* BEGIN GIVEN INFORMATION *

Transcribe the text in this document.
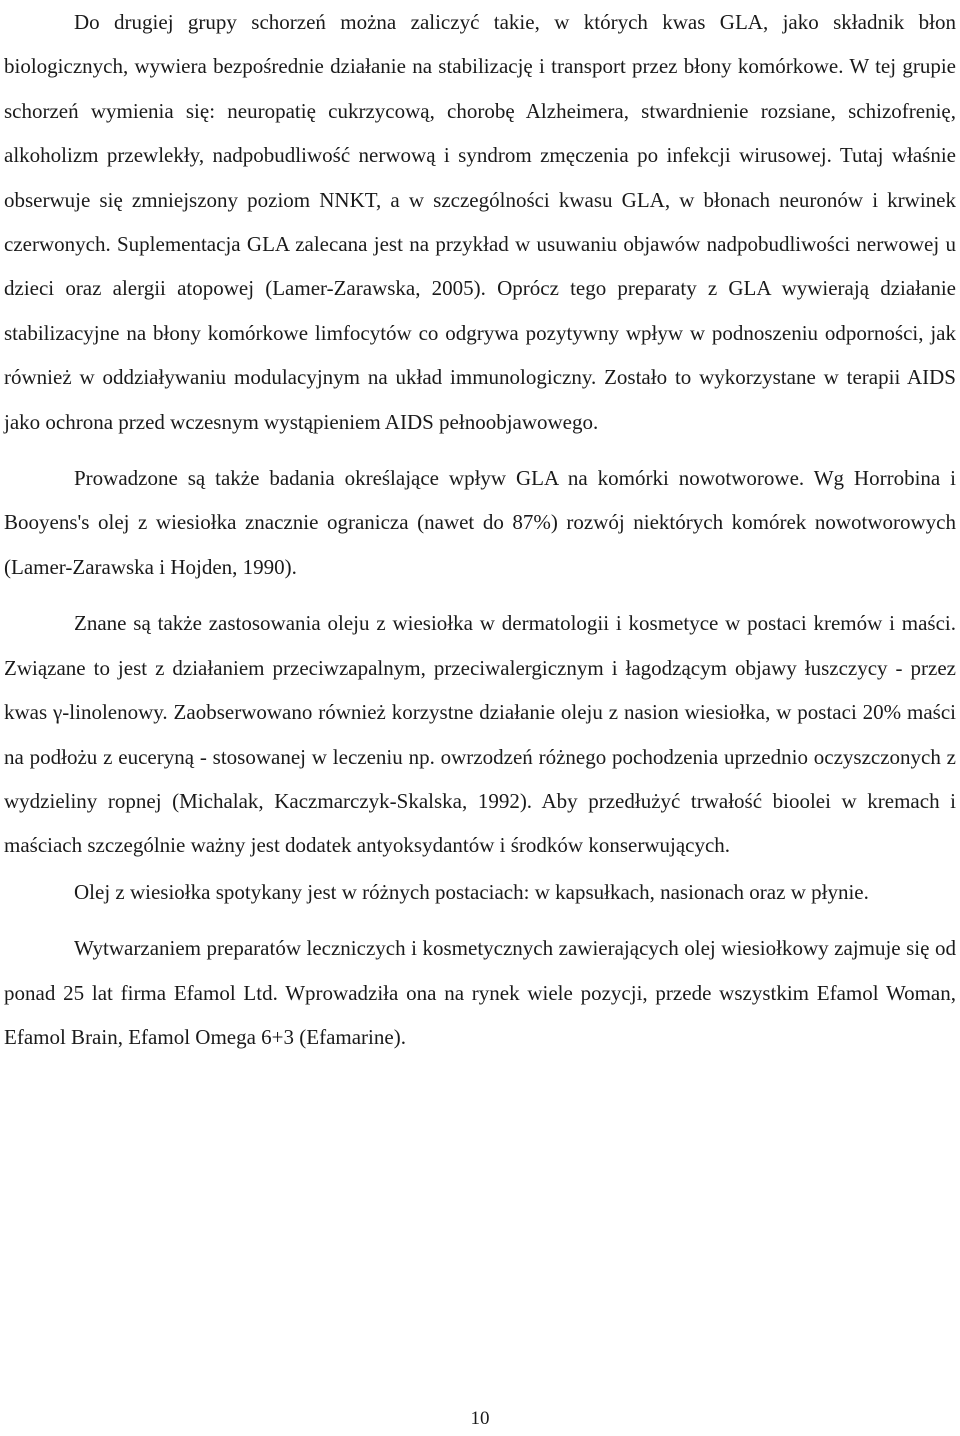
Do drugiej grupy schorzeń można zaliczyć takie, w których kwas GLA, jako składnik błon biologicznych, wywiera bezpośrednie działanie na stabilizację i transport przez błony komórkowe. W tej grupie schorzeń wymienia się: neuropatię cukrzycową, chorobę Alzheimera, stwardnienie rozsiane, schizofrenię, alkoholizm przewlekły, nadpobudliwość nerwową i syndrom zmęczenia po infekcji wirusowej. Tutaj właśnie obserwuje się zmniejszony poziom NNKT, a w szczególności kwasu GLA, w błonach neuronów i krwinek czerwonych. Suplementacja GLA zalecana jest na przykład w usuwaniu objawów nadpobudliwości nerwowej u dzieci oraz alergii atopowej (Lamer-Zarawska, 2005). Oprócz tego preparaty z GLA wywierają działanie stabilizacyjne na błony komórkowe limfocytów co odgrywa pozytywny wpływ w podnoszeniu odporności, jak również w oddziaływaniu modulacyjnym na układ immunologiczny. Zostało to wykorzystane w terapii AIDS jako ochrona przed wczesnym wystąpieniem AIDS pełnoobjawowego.

Prowadzone są także badania określające wpływ GLA na komórki nowotworowe. Wg Horrobina i Booyens's olej z wiesiołka znacznie ogranicza (nawet do 87%) rozwój niektórych komórek nowotworowych (Lamer-Zarawska i Hojden, 1990).

Znane są także zastosowania oleju z wiesiołka w dermatologii i kosmetyce w postaci kremów i maści. Związane to jest z działaniem przeciwzapalnym, przeciwalergicznym i łagodzącym objawy łuszczycy - przez kwas γ-linolenowy. Zaobserwowano również korzystne działanie oleju z nasion wiesiołka, w postaci 20% maści na podłożu z euceryną - stosowanej w leczeniu np. owrzodzeń różnego pochodzenia uprzednio oczyszczonych z wydzieliny ropnej (Michalak, Kaczmarczyk-Skalska, 1992). Aby przedłużyć trwałość bioolei w kremach i maściach szczególnie ważny jest dodatek antyoksydantów i środków konserwujących.

Olej z wiesiołka spotykany jest w różnych postaciach: w kapsułkach, nasionach oraz w płynie.

Wytwarzaniem preparatów leczniczych i kosmetycznych zawierających olej wiesiołkowy zajmuje się od ponad 25 lat firma Efamol Ltd. Wprowadziła ona na rynek wiele pozycji, przede wszystkim Efamol Woman, Efamol Brain, Efamol Omega 6+3 (Efamarine).

10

* END GIVEN INFORMATION *

Look through the lines above and collect those with the word "także".

#### RESPONSE FOR THIS EXERCISE
Prowadzone są także badania określające wpływ GLA na komórki nowotworowe. Wg Horrobina i Booyens's olej z wiesiołka znacznie ogranicza (nawet do 87%) rozwój niektórych komórek nowotworowych (Lamer-Zarawska i Hojden, 1990).
Znane są także zastosowania oleju z wiesiołka w dermatologii i kosmetyce w postaci kremów i maści. Związane to jest z działaniem przeciwzapalnym, przeciwalergicznym i łagodzącym objawy łuszczycy - przez kwas γ-linolenowy. Zaobserwowano również korzystne działanie oleju z nasion wiesiołka, w postaci 20% maści na podłożu z euceryną - stosowanej w leczeniu np. owrzodzeń różnego pochodzenia uprzednio oczyszczonych z wydzieliny ropnej (Michalak, Kaczmarczyk-Skalska, 1992). Aby przedłużyć trwałość bioolei w kremach i maściach szczególnie ważny jest dodatek antyoksydantów i środków konserwujących.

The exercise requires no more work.